◆ **EXERCISE AIM**: Repeat the full listing below verbatim and keep the images out.

START

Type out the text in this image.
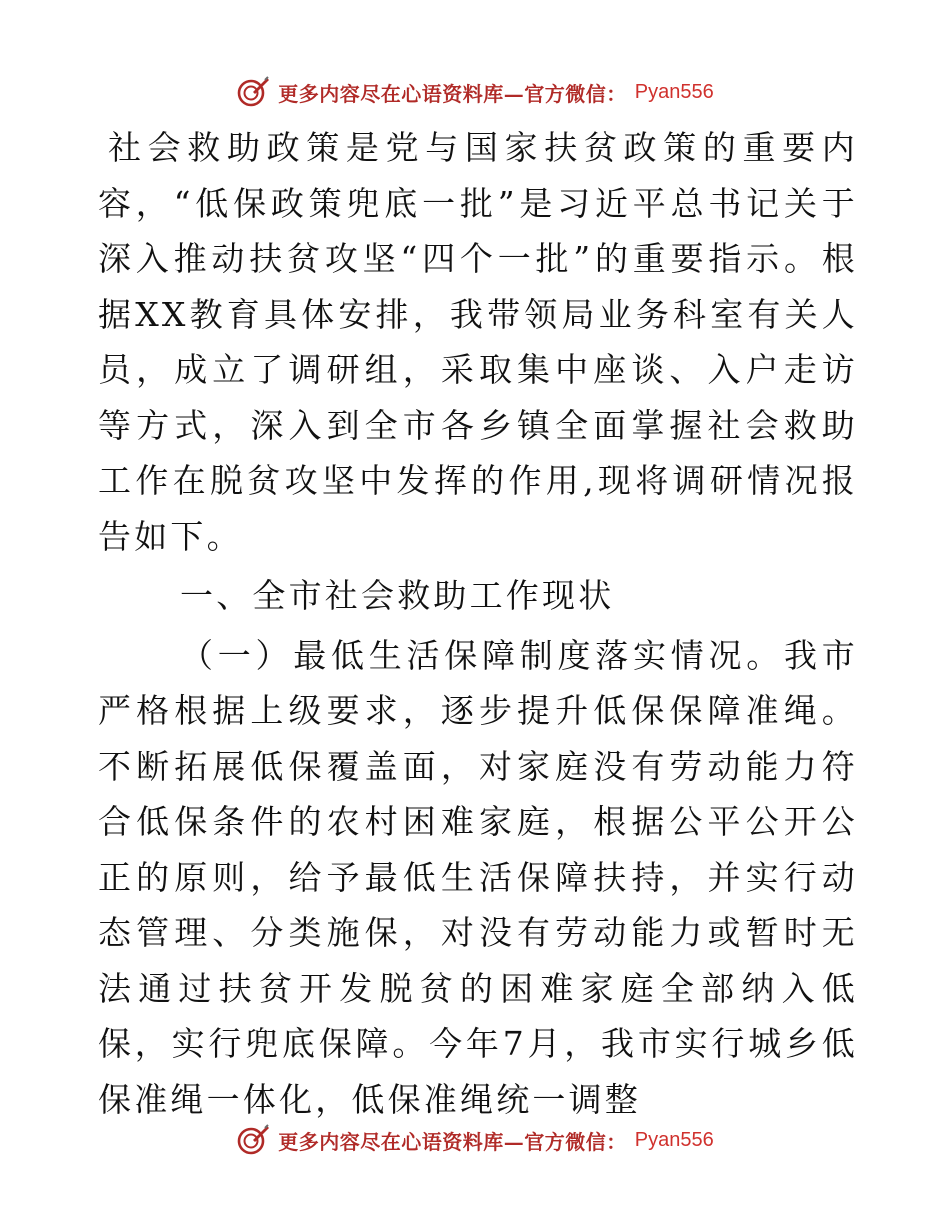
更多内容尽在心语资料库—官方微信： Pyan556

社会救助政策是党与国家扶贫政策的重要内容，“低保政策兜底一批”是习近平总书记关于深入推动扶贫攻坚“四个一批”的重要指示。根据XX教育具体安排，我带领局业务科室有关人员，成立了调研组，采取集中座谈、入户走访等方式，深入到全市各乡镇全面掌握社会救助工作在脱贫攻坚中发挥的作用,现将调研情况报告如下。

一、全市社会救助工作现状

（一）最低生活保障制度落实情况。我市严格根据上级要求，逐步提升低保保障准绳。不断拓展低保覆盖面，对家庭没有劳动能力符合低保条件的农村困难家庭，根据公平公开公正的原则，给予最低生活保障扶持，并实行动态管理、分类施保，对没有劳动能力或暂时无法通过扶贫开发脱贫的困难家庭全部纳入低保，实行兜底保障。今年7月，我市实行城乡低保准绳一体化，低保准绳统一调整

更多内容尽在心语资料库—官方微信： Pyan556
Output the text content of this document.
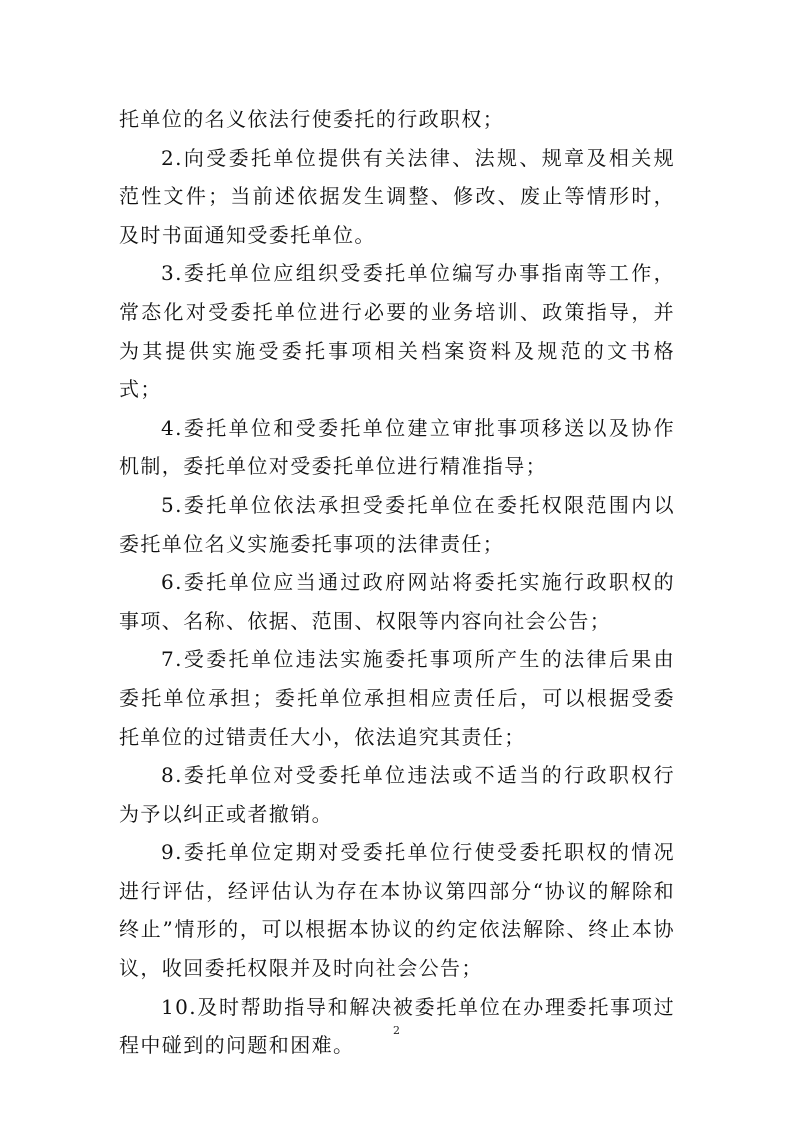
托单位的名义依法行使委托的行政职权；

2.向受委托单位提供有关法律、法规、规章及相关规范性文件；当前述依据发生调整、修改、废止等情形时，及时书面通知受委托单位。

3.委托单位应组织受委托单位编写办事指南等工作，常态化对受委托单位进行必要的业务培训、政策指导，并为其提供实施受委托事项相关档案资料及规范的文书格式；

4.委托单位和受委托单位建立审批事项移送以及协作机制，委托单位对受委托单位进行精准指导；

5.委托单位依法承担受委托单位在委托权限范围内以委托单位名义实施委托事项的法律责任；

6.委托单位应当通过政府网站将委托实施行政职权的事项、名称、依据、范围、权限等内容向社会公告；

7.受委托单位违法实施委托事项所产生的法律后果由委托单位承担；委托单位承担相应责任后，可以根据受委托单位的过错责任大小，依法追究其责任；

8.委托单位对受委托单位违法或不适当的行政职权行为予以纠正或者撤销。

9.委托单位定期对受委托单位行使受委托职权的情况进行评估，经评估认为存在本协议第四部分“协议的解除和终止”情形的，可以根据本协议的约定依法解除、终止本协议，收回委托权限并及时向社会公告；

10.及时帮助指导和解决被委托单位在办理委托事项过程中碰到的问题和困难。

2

END

◆ **TASK RESPONSE**:
Type out the text in this image.
更多内容尽在心语资料库—官方微信： Pyan556

社会救助政策是党与国家扶贫政策的重要内容，“低保政策兜底一批”是习近平总书记关于深入推动扶贫攻坚“四个一批”的重要指示。根据XX教育具体安排，我带领局业务科室有关人员，成立了调研组，采取集中座谈、入户走访等方式，深入到全市各乡镇全面掌握社会救助工作在脱贫攻坚中发挥的作用,现将调研情况报告如下。

一、全市社会救助工作现状

（一）最低生活保障制度落实情况。我市严格根据上级要求，逐步提升低保保障准绳。不断拓展低保覆盖面，对家庭没有劳动能力符合低保条件的农村困难家庭，根据公平公开公正的原则，给予最低生活保障扶持，并实行动态管理、分类施保，对没有劳动能力或暂时无法通过扶贫开发脱贫的困难家庭全部纳入低保，实行兜底保障。今年7月，我市实行城乡低保准绳一体化，低保准绳统一调整

更多内容尽在心语资料库—官方微信： Pyan556
Output the text content of this document.
托单位的名义依法行使委托的行政职权；

2.向受委托单位提供有关法律、法规、规章及相关规范性文件；当前述依据发生调整、修改、废止等情形时，及时书面通知受委托单位。

3.委托单位应组织受委托单位编写办事指南等工作，常态化对受委托单位进行必要的业务培训、政策指导，并为其提供实施受委托事项相关档案资料及规范的文书格式；

4.委托单位和受委托单位建立审批事项移送以及协作机制，委托单位对受委托单位进行精准指导；

5.委托单位依法承担受委托单位在委托权限范围内以委托单位名义实施委托事项的法律责任；

6.委托单位应当通过政府网站将委托实施行政职权的事项、名称、依据、范围、权限等内容向社会公告；

7.受委托单位违法实施委托事项所产生的法律后果由委托单位承担；委托单位承担相应责任后，可以根据受委托单位的过错责任大小，依法追究其责任；

8.委托单位对受委托单位违法或不适当的行政职权行为予以纠正或者撤销。

9.委托单位定期对受委托单位行使受委托职权的情况进行评估，经评估认为存在本协议第四部分“协议的解除和终止”情形的，可以根据本协议的约定依法解除、终止本协议，收回委托权限并及时向社会公告；

10.及时帮助指导和解决被委托单位在办理委托事项过程中碰到的问题和困难。

2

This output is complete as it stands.